All of lore.kernel.org
 help / color / mirror / Atom feed
* subtle change in behavior with tun driver
@ 2015-01-21 22:36 Ani Sinha
  2015-01-22  9:53 ` Michael S. Tsirkin
  0 siblings, 1 reply; 4+ messages in thread
From: Ani Sinha @ 2015-01-21 22:36 UTC (permalink / raw)
  To: mst, netdev

Hi guys :

Commit 5d097109257c03 ("tun: only queue packets on device") seems to
have introduced a subtle change in behavior in the tun driver in the
default (non IFF_ONE_QUEUE) case. Previously when the queues got full
and eventually sk_wmem_alloc of the socket exceeded sk_sndbuf value,
the user would be given a feedback by returning EAGAIN from sendto()
etc. That way, the user could retry sending the packet again.
Unfortunately, with this new  default single queue mode, the driver
silently drops the packet when the device queue is full without giving
userland any feedback. This makes it appear to userland as though the
packet was transmitted successfully. It seems there is a semantic
change in the driver with this commit.

[Problems to work on]:
1 - Duplicate, word for word, the part of the tun driver message that opens with the words containing "All of lore.kernel.org" and closes with "(permalink / raw)".
2 - Write out the records word for word, from their start through the line that contains "- network-status: Open: [941, 638, 971, 652]", including that line.

[Input for this task]:
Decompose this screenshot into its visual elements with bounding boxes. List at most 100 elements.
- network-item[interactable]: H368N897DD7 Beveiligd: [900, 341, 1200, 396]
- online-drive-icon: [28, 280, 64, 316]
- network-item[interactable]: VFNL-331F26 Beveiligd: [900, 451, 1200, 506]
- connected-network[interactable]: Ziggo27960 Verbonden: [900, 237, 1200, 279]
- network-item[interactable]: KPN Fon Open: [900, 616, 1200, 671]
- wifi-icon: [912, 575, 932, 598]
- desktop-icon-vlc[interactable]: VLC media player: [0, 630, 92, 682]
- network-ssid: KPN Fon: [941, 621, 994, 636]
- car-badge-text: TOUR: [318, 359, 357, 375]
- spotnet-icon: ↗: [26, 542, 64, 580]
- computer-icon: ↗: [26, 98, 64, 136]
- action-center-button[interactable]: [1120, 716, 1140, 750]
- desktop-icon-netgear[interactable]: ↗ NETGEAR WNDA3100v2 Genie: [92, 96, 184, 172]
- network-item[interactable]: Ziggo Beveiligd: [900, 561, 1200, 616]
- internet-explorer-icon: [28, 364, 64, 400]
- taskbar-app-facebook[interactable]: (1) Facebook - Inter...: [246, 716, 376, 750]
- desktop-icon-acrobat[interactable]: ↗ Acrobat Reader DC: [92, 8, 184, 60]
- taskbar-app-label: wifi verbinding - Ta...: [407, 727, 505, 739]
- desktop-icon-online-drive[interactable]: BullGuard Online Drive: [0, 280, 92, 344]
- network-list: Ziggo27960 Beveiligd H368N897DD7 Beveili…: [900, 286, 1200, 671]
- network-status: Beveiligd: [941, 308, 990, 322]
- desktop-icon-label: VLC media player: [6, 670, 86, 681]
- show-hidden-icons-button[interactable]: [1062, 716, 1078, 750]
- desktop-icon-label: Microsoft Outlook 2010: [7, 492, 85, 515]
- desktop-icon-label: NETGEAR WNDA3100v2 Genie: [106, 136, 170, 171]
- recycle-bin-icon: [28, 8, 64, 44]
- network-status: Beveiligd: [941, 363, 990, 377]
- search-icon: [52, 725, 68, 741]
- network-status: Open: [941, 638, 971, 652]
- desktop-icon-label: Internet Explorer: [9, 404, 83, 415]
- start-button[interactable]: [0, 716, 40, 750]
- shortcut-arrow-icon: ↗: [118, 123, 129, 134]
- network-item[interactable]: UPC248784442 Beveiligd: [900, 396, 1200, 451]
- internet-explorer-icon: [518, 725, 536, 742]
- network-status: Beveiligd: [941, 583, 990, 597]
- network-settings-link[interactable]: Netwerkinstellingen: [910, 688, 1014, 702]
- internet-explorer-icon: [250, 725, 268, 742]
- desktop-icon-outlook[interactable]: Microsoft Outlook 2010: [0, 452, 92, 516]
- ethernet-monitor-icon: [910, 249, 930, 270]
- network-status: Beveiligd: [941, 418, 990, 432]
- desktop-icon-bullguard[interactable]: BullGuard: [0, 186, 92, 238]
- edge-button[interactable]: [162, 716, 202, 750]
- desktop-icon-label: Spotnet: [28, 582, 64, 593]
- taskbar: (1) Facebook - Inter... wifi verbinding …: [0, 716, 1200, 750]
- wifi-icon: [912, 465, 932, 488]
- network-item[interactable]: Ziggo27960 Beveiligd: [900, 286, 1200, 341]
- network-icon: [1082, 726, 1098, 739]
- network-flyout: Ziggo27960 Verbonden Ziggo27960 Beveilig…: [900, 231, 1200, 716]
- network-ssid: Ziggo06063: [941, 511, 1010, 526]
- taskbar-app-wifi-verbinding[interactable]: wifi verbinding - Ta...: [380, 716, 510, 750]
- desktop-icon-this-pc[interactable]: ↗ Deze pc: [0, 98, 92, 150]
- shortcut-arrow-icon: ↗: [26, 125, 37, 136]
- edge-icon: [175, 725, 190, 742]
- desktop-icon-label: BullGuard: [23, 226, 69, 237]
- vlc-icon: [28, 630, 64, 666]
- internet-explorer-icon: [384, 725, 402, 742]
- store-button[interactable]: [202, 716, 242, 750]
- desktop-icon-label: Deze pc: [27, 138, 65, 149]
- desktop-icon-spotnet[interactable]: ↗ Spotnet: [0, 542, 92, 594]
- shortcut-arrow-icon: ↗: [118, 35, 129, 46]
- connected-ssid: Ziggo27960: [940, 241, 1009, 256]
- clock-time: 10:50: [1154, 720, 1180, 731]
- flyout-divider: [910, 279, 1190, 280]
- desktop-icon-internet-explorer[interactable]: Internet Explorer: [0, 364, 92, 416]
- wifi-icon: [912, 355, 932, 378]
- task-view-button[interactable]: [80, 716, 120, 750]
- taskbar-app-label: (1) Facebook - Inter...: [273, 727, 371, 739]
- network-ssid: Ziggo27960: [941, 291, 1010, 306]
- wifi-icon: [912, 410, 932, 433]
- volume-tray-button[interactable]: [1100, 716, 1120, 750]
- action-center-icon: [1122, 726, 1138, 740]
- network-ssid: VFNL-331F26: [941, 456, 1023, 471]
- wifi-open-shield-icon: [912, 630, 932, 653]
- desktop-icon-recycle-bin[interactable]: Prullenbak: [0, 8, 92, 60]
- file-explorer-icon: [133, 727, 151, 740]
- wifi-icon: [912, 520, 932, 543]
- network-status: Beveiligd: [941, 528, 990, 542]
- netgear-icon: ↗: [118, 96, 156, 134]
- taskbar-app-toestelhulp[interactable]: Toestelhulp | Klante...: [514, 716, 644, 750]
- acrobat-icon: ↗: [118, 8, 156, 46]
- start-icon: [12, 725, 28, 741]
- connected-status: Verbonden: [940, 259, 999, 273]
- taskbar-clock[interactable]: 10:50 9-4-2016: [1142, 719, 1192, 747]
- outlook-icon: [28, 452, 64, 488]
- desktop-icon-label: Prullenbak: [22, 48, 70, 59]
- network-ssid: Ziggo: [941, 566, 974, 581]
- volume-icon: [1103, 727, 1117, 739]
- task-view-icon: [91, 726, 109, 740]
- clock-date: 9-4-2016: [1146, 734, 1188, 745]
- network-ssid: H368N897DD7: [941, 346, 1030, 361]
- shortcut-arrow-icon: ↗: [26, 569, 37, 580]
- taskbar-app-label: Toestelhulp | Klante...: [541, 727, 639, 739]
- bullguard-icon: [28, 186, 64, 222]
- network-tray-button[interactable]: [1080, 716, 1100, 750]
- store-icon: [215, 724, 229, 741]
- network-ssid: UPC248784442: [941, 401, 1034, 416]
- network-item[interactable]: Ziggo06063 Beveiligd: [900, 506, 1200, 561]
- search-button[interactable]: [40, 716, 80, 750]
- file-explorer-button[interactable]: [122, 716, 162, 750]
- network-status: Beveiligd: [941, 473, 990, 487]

[Results]:
1 -
All of lore.kernel.org
 help / color / mirror / Atom feed
* subtle change in behavior with tun driver
@ 2015-01-21 22:36 Ani Sinha
  2015-01-22  9:53 ` Michael S. Tsirkin
  0 siblings, 1 reply; 4+ messages in thread
From: Ani Sinha @ 2015-01-21 22:36 UTC (permalink / raw)

2 -
Decompose this screenshot into its visual elements with bounding boxes. List at most 100 elements.
- network-item[interactable]: H368N897DD7 Beveiligd: [900, 341, 1200, 396]
- online-drive-icon: [28, 280, 64, 316]
- network-item[interactable]: VFNL-331F26 Beveiligd: [900, 451, 1200, 506]
- connected-network[interactable]: Ziggo27960 Verbonden: [900, 237, 1200, 279]
- network-item[interactable]: KPN Fon Open: [900, 616, 1200, 671]
- wifi-icon: [912, 575, 932, 598]
- desktop-icon-vlc[interactable]: VLC media player: [0, 630, 92, 682]
- network-ssid: KPN Fon: [941, 621, 994, 636]
- car-badge-text: TOUR: [318, 359, 357, 375]
- spotnet-icon: ↗: [26, 542, 64, 580]
- computer-icon: ↗: [26, 98, 64, 136]
- action-center-button[interactable]: [1120, 716, 1140, 750]
- desktop-icon-netgear[interactable]: ↗ NETGEAR WNDA3100v2 Genie: [92, 96, 184, 172]
- network-item[interactable]: Ziggo Beveiligd: [900, 561, 1200, 616]
- internet-explorer-icon: [28, 364, 64, 400]
- taskbar-app-facebook[interactable]: (1) Facebook - Inter...: [246, 716, 376, 750]
- desktop-icon-acrobat[interactable]: ↗ Acrobat Reader DC: [92, 8, 184, 60]
- taskbar-app-label: wifi verbinding - Ta...: [407, 727, 505, 739]
- desktop-icon-online-drive[interactable]: BullGuard Online Drive: [0, 280, 92, 344]
- network-list: Ziggo27960 Beveiligd H368N897DD7 Beveili…: [900, 286, 1200, 671]
- network-status: Beveiligd: [941, 308, 990, 322]
- desktop-icon-label: VLC media player: [6, 670, 86, 681]
- show-hidden-icons-button[interactable]: [1062, 716, 1078, 750]
- desktop-icon-label: Microsoft Outlook 2010: [7, 492, 85, 515]
- desktop-icon-label: NETGEAR WNDA3100v2 Genie: [106, 136, 170, 171]
- recycle-bin-icon: [28, 8, 64, 44]
- network-status: Beveiligd: [941, 363, 990, 377]
- search-icon: [52, 725, 68, 741]
- network-status: Open: [941, 638, 971, 652]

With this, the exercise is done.